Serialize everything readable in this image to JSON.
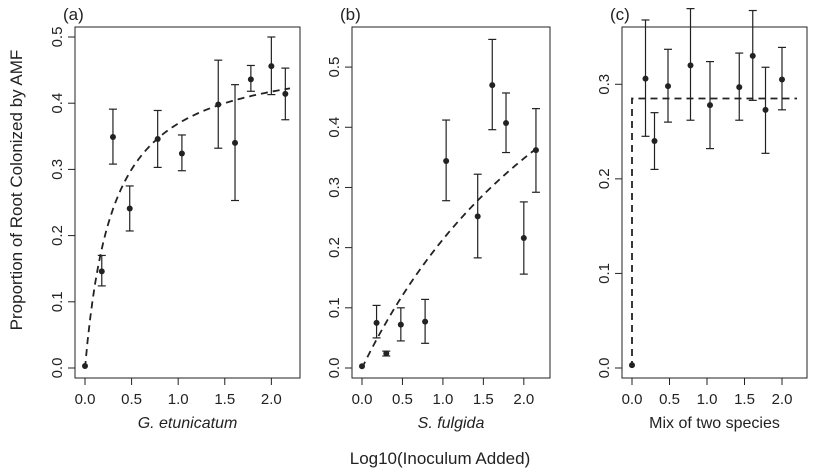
{
  "figure": {
    "ylabel": "Proportion of Root Colonized by AMF",
    "xlabel": "Log10(Inoculum Added)"
  },
  "chart_data": [
    {
      "type": "scatter",
      "panel_label": "(a)",
      "xlabel": "G. etunicatum",
      "xlabel_italic": true,
      "xlim": [
        0,
        2.2
      ],
      "ylim": [
        0,
        0.5
      ],
      "xticks": [
        "0.0",
        "0.5",
        "1.0",
        "1.5",
        "2.0"
      ],
      "yticks": [
        "0.0",
        "0.1",
        "0.2",
        "0.3",
        "0.4",
        "0.5"
      ],
      "points": [
        {
          "x": 0.0,
          "y": 0.003,
          "lo": 0.003,
          "hi": 0.003
        },
        {
          "x": 0.18,
          "y": 0.146,
          "lo": 0.124,
          "hi": 0.17
        },
        {
          "x": 0.3,
          "y": 0.349,
          "lo": 0.308,
          "hi": 0.391
        },
        {
          "x": 0.48,
          "y": 0.241,
          "lo": 0.207,
          "hi": 0.275
        },
        {
          "x": 0.78,
          "y": 0.346,
          "lo": 0.303,
          "hi": 0.389
        },
        {
          "x": 1.04,
          "y": 0.324,
          "lo": 0.298,
          "hi": 0.352
        },
        {
          "x": 1.43,
          "y": 0.398,
          "lo": 0.332,
          "hi": 0.465
        },
        {
          "x": 1.61,
          "y": 0.34,
          "lo": 0.253,
          "hi": 0.428
        },
        {
          "x": 1.78,
          "y": 0.436,
          "lo": 0.418,
          "hi": 0.457
        },
        {
          "x": 2.0,
          "y": 0.456,
          "lo": 0.413,
          "hi": 0.5
        },
        {
          "x": 2.15,
          "y": 0.414,
          "lo": 0.375,
          "hi": 0.453
        }
      ],
      "fit": {
        "style": "dashed",
        "model": "asymptotic",
        "asymptote": 0.48,
        "half_x": 0.3
      }
    },
    {
      "type": "scatter",
      "panel_label": "(b)",
      "xlabel": "S. fulgida",
      "xlabel_italic": true,
      "xlim": [
        0,
        2.2
      ],
      "ylim": [
        0,
        0.55
      ],
      "xticks": [
        "0.0",
        "0.5",
        "1.0",
        "1.5",
        "2.0"
      ],
      "yticks": [
        "0.0",
        "0.1",
        "0.2",
        "0.3",
        "0.4",
        "0.5"
      ],
      "points": [
        {
          "x": 0.0,
          "y": 0.003,
          "lo": 0.003,
          "hi": 0.003
        },
        {
          "x": 0.18,
          "y": 0.075,
          "lo": 0.05,
          "hi": 0.104
        },
        {
          "x": 0.3,
          "y": 0.024,
          "lo": 0.02,
          "hi": 0.028
        },
        {
          "x": 0.48,
          "y": 0.072,
          "lo": 0.045,
          "hi": 0.1
        },
        {
          "x": 0.78,
          "y": 0.077,
          "lo": 0.041,
          "hi": 0.114
        },
        {
          "x": 1.04,
          "y": 0.344,
          "lo": 0.278,
          "hi": 0.412
        },
        {
          "x": 1.43,
          "y": 0.252,
          "lo": 0.183,
          "hi": 0.322
        },
        {
          "x": 1.61,
          "y": 0.47,
          "lo": 0.396,
          "hi": 0.546
        },
        {
          "x": 1.78,
          "y": 0.407,
          "lo": 0.358,
          "hi": 0.457
        },
        {
          "x": 2.0,
          "y": 0.216,
          "lo": 0.156,
          "hi": 0.276
        },
        {
          "x": 2.15,
          "y": 0.362,
          "lo": 0.292,
          "hi": 0.431
        }
      ],
      "fit": {
        "style": "dashed",
        "model": "asymptotic",
        "asymptote": 0.94,
        "half_x": 3.4
      }
    },
    {
      "type": "scatter",
      "panel_label": "(c)",
      "xlabel": "Mix of two species",
      "xlabel_italic": false,
      "xlim": [
        0,
        2.2
      ],
      "ylim": [
        0,
        0.35
      ],
      "xticks": [
        "0.0",
        "0.5",
        "1.0",
        "1.5",
        "2.0"
      ],
      "yticks": [
        "0.0",
        "0.1",
        "0.2",
        "0.3"
      ],
      "points": [
        {
          "x": 0.0,
          "y": 0.003,
          "lo": 0.003,
          "hi": 0.003
        },
        {
          "x": 0.18,
          "y": 0.306,
          "lo": 0.245,
          "hi": 0.368
        },
        {
          "x": 0.3,
          "y": 0.24,
          "lo": 0.21,
          "hi": 0.27
        },
        {
          "x": 0.48,
          "y": 0.298,
          "lo": 0.26,
          "hi": 0.337
        },
        {
          "x": 0.78,
          "y": 0.32,
          "lo": 0.262,
          "hi": 0.38
        },
        {
          "x": 1.04,
          "y": 0.278,
          "lo": 0.232,
          "hi": 0.324
        },
        {
          "x": 1.43,
          "y": 0.297,
          "lo": 0.262,
          "hi": 0.333
        },
        {
          "x": 1.61,
          "y": 0.33,
          "lo": 0.283,
          "hi": 0.378
        },
        {
          "x": 1.78,
          "y": 0.273,
          "lo": 0.227,
          "hi": 0.318
        },
        {
          "x": 2.0,
          "y": 0.305,
          "lo": 0.273,
          "hi": 0.339
        }
      ],
      "fit": {
        "style": "dashed",
        "model": "step",
        "level": 0.285
      }
    }
  ]
}
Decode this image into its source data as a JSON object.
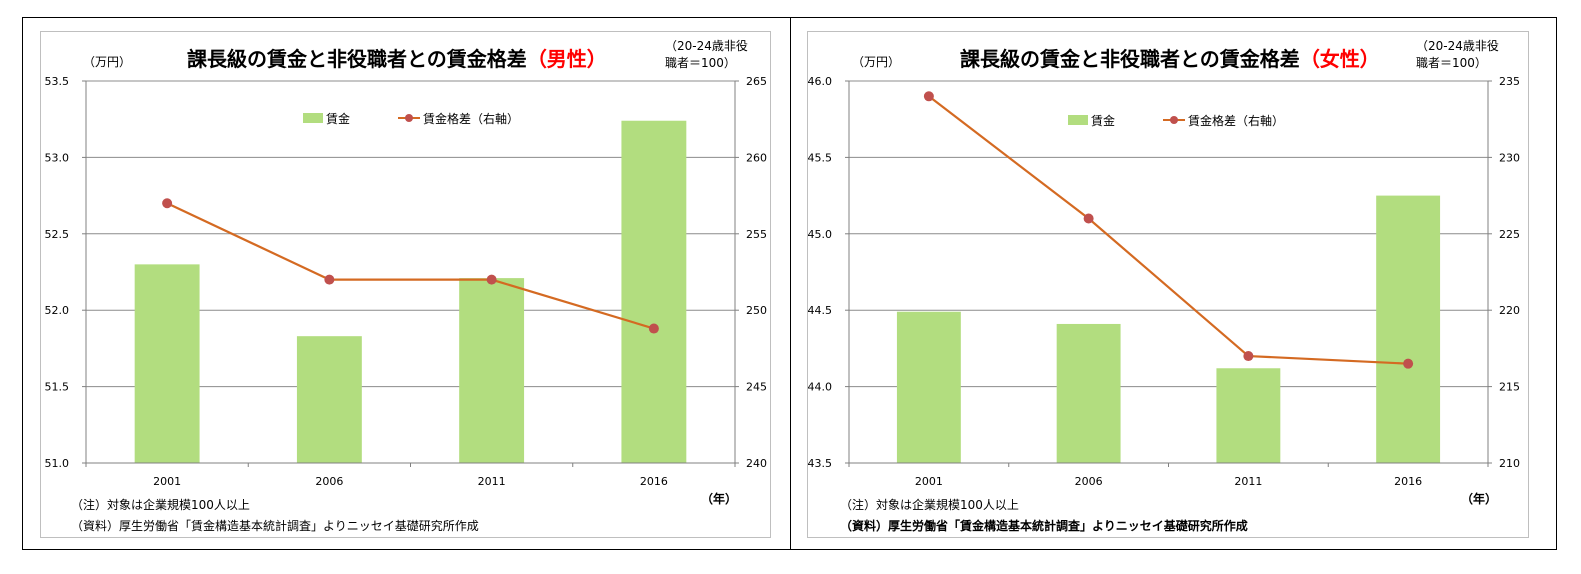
{
  "charts": [
    {
      "id": "male",
      "title": "課長級の賃金と非役職者との賃金格差",
      "title_highlight": "（男性）",
      "y_left_unit": "（万円）",
      "y_right_unit": "（20-24歳非役\n職者＝100）",
      "x_unit": "（年）",
      "note1": "（注）対象は企業規模100人以上",
      "note2": "（資料）厚生労働省「賃金構造基本統計調査」よりニッセイ基礎研究所作成",
      "legend_bar": "賃金",
      "legend_line": "賃金格差（右軸）"
    },
    {
      "id": "female",
      "title": "課長級の賃金と非役職者との賃金格差",
      "title_highlight": "（女性）",
      "y_left_unit": "（万円）",
      "y_right_unit": "（20-24歳非役\n職者＝100）",
      "x_unit": "（年）",
      "note1": "（注）対象は企業規模100人以上",
      "note2": "（資料）厚生労働省「賃金構造基本統計調査」よりニッセイ基礎研究所作成",
      "legend_bar": "賃金",
      "legend_line": "賃金格差（右軸）"
    }
  ],
  "colors": {
    "bar": "#b2dd7f",
    "line": "#d46a22",
    "marker": "#c0504d",
    "grid": "#8c8c8c"
  },
  "chart_data": [
    {
      "type": "bar",
      "title": "課長級の賃金と非役職者との賃金格差（男性）",
      "categories": [
        "2001",
        "2006",
        "2011",
        "2016"
      ],
      "xlabel": "（年）",
      "series": [
        {
          "name": "賃金",
          "type": "bar",
          "axis": "left",
          "values": [
            52.3,
            51.83,
            52.21,
            53.24
          ]
        },
        {
          "name": "賃金格差（右軸）",
          "type": "line",
          "axis": "right",
          "values": [
            257.0,
            252.0,
            252.0,
            248.8
          ]
        }
      ],
      "y_left": {
        "label": "（万円）",
        "min": 51.0,
        "max": 53.5,
        "step": 0.5,
        "ticks": [
          "51.0",
          "51.5",
          "52.0",
          "52.5",
          "53.0",
          "53.5"
        ]
      },
      "y_right": {
        "label": "（20-24歳非役職者＝100）",
        "min": 240,
        "max": 265,
        "step": 5,
        "ticks": [
          "240",
          "245",
          "250",
          "255",
          "260",
          "265"
        ]
      },
      "grid": true,
      "legend_position": "top-center"
    },
    {
      "type": "bar",
      "title": "課長級の賃金と非役職者との賃金格差（女性）",
      "categories": [
        "2001",
        "2006",
        "2011",
        "2016"
      ],
      "xlabel": "（年）",
      "series": [
        {
          "name": "賃金",
          "type": "bar",
          "axis": "left",
          "values": [
            44.49,
            44.41,
            44.12,
            45.25
          ]
        },
        {
          "name": "賃金格差（右軸）",
          "type": "line",
          "axis": "right",
          "values": [
            234.0,
            226.0,
            217.0,
            216.5
          ]
        }
      ],
      "y_left": {
        "label": "（万円）",
        "min": 43.5,
        "max": 46.0,
        "step": 0.5,
        "ticks": [
          "43.5",
          "44.0",
          "44.5",
          "45.0",
          "45.5",
          "46.0"
        ]
      },
      "y_right": {
        "label": "（20-24歳非役職者＝100）",
        "min": 210,
        "max": 235,
        "step": 5,
        "ticks": [
          "210",
          "215",
          "220",
          "225",
          "230",
          "235"
        ]
      },
      "grid": true,
      "legend_position": "top-center"
    }
  ]
}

^^^^^^^^^^^^^^^^

▶ [Given problem]: Point out every line holding the string "image" and copy it.

▶ [Worked solution]:
Serialize everything readable in this image to JSON.
Decode this image into its source data as a JSON object.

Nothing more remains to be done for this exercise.